→ Task requirements: Among the lines of these entries, how many hold the word "color"? State only the number.

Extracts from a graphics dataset

+ + +

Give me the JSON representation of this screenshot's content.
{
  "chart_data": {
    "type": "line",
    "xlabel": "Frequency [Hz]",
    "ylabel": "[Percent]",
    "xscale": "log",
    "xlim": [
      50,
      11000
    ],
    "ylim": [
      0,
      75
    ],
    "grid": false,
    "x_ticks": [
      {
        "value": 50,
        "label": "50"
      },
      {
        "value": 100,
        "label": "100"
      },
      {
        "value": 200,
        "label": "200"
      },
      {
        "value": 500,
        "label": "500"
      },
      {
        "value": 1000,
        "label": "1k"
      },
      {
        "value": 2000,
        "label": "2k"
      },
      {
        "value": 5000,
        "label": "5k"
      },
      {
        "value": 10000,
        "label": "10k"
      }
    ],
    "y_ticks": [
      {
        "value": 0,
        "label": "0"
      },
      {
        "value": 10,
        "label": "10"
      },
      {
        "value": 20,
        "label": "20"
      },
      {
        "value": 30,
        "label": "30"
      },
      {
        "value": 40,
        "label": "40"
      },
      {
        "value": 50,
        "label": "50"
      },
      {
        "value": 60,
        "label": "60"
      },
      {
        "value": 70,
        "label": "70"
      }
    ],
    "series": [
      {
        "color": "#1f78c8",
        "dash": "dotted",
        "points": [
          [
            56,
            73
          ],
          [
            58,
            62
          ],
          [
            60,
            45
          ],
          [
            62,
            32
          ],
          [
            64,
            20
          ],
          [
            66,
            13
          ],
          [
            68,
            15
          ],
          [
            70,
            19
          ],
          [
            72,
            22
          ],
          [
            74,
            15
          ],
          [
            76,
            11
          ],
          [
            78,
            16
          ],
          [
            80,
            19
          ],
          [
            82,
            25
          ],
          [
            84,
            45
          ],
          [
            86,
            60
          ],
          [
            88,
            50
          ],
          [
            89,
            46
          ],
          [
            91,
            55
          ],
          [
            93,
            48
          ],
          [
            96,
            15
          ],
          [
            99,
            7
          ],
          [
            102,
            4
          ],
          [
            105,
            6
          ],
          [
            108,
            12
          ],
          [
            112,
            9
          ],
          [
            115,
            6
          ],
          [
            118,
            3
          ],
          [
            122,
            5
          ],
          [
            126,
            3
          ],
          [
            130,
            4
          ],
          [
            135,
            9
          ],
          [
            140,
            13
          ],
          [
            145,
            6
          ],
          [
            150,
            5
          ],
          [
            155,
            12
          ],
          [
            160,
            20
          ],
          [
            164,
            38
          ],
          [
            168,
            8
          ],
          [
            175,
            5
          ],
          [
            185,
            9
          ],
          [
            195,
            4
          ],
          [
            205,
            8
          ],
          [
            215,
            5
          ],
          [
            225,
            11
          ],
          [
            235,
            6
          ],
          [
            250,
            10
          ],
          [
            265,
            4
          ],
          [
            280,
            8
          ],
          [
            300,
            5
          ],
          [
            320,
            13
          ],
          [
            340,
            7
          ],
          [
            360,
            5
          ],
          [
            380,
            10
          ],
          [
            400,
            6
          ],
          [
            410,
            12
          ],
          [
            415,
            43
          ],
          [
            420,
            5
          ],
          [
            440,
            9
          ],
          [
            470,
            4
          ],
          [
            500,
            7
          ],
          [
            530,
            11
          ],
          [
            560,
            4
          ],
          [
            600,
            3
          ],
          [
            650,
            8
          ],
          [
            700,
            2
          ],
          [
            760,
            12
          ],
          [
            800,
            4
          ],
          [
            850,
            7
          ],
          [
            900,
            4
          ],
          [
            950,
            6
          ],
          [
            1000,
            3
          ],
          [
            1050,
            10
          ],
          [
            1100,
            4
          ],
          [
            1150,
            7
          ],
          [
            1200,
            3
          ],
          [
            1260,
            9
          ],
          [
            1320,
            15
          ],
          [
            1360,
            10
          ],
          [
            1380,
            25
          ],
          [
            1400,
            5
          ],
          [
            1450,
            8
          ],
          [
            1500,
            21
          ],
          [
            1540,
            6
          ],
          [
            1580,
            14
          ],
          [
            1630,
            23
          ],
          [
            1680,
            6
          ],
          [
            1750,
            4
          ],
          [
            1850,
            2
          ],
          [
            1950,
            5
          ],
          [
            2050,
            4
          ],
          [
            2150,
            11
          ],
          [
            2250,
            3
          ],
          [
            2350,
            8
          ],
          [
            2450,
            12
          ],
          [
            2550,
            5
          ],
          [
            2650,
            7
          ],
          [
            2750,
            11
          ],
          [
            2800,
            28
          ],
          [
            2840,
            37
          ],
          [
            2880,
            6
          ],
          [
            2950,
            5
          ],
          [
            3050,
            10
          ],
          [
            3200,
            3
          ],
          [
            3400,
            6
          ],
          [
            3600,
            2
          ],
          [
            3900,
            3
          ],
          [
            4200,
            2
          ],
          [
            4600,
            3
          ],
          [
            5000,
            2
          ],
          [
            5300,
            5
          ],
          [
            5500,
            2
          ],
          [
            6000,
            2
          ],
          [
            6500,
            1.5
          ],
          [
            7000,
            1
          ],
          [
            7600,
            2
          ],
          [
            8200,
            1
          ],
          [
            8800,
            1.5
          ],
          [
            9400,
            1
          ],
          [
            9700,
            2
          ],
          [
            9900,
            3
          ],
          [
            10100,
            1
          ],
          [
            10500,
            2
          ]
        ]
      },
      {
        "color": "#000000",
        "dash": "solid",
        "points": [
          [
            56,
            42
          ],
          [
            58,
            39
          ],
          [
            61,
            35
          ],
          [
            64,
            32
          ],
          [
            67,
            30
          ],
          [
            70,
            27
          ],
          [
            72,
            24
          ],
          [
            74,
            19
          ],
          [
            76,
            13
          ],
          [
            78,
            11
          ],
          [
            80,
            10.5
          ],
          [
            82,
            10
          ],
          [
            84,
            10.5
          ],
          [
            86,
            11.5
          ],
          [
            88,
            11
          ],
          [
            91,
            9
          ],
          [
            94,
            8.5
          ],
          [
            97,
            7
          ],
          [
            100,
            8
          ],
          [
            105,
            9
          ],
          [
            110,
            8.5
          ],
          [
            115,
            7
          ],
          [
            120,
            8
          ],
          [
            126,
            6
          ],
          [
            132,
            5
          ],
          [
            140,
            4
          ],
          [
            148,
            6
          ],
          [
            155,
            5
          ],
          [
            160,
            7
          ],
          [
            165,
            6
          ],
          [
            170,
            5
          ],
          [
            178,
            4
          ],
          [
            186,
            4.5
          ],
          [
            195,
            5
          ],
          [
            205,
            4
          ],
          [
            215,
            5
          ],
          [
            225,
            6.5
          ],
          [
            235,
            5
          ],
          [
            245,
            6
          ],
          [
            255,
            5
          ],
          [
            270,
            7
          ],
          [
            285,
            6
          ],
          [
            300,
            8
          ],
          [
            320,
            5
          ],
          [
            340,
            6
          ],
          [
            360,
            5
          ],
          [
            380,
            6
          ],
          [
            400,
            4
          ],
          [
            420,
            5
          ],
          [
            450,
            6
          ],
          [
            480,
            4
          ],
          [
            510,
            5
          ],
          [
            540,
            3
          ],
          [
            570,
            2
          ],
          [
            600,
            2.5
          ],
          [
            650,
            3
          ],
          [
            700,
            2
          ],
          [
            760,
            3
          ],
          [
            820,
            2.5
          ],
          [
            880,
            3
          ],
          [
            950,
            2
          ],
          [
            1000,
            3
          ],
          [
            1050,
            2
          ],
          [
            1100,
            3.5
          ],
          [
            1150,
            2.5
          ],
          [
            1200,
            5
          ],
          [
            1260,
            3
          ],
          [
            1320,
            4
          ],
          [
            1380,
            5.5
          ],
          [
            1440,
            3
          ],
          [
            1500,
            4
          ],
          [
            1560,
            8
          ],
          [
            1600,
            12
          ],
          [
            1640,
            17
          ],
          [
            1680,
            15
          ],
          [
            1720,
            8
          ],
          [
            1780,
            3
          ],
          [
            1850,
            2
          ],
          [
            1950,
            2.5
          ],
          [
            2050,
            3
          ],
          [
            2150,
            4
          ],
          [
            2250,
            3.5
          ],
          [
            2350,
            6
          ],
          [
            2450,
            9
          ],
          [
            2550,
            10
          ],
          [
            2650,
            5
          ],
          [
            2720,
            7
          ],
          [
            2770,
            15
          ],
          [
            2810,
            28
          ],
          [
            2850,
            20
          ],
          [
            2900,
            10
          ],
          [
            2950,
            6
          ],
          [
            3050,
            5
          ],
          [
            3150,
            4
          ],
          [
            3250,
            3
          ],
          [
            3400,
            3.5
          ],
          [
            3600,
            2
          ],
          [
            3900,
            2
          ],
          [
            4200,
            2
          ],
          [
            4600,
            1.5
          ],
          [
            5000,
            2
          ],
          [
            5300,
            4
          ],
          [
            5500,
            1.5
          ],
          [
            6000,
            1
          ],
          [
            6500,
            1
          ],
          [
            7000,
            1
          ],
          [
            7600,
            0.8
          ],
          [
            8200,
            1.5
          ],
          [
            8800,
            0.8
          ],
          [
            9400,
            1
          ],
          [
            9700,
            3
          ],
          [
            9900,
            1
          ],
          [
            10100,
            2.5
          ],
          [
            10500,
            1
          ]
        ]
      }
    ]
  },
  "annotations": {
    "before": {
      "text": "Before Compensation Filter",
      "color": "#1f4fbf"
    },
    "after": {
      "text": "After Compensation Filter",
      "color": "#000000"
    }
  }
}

+ + +

→ Problem solution: 4